---- Data

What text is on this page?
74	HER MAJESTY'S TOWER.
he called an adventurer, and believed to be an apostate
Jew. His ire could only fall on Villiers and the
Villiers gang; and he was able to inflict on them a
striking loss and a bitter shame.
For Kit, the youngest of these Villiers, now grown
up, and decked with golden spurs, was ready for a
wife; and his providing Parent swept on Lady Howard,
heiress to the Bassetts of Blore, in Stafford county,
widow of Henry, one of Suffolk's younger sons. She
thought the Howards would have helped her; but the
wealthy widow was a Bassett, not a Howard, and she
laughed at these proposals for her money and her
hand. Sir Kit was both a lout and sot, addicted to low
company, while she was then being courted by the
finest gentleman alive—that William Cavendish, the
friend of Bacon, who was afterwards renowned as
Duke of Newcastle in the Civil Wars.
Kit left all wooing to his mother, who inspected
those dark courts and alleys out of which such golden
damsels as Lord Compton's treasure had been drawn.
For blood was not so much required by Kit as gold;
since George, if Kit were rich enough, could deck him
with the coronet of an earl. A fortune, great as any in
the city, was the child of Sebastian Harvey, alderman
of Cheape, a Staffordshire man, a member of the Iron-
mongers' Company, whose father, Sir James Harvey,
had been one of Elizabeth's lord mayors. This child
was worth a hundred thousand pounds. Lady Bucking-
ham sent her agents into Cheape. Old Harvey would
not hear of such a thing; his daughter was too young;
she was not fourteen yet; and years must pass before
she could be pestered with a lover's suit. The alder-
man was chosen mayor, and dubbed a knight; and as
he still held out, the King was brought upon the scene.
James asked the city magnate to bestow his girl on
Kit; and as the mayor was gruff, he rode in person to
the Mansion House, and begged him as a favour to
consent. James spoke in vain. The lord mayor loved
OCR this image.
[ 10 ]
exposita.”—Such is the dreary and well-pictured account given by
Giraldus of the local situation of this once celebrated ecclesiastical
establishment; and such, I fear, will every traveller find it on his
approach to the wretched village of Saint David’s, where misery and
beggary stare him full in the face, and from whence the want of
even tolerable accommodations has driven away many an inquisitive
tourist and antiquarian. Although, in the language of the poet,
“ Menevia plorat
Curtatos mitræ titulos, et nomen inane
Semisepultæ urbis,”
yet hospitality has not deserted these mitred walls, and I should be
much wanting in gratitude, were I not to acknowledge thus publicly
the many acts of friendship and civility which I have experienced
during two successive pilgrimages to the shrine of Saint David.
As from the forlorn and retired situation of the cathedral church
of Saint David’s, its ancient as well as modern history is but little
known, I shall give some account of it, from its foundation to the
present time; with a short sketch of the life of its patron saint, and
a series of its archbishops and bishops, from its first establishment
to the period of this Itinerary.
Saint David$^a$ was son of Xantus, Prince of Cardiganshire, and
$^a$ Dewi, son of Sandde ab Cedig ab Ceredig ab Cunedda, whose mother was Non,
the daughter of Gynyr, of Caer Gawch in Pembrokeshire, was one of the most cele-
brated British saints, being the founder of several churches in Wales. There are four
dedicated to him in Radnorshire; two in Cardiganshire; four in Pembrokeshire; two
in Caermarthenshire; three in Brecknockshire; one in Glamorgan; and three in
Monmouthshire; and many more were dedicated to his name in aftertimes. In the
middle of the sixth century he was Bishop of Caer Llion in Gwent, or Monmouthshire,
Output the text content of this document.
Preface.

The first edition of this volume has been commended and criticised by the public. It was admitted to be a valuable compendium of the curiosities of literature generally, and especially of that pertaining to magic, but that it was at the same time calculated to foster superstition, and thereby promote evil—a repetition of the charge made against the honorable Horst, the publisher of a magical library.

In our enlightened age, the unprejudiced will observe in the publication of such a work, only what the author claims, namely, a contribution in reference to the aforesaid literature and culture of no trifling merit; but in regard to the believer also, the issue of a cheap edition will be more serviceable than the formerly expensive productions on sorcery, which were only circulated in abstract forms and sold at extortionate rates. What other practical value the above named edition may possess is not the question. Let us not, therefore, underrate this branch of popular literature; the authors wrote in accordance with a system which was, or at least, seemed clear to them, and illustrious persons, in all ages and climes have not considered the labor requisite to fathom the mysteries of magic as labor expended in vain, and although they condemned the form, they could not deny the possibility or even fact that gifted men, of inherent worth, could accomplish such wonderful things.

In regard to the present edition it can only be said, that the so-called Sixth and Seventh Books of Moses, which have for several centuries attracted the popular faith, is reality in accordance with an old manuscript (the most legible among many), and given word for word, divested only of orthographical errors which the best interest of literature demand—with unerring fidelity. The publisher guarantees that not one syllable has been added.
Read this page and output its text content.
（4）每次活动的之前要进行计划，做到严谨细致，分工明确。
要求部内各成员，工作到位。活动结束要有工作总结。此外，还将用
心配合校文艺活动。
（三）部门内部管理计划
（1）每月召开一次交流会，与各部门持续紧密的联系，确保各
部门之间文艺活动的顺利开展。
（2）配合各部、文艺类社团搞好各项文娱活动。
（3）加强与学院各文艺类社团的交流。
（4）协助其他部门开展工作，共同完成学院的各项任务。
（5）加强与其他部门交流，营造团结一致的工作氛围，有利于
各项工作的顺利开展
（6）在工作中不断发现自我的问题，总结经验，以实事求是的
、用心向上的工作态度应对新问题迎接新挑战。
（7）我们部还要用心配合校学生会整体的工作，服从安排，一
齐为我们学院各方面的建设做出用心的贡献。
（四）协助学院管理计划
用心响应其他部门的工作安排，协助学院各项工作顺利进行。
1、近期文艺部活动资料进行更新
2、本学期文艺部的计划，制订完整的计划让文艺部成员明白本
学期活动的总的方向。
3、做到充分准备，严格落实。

--------

**Exercise task:** Looking at the listing above, how many of its lines contain the string "more"? Give the number alone.

**Exercise answer:** 2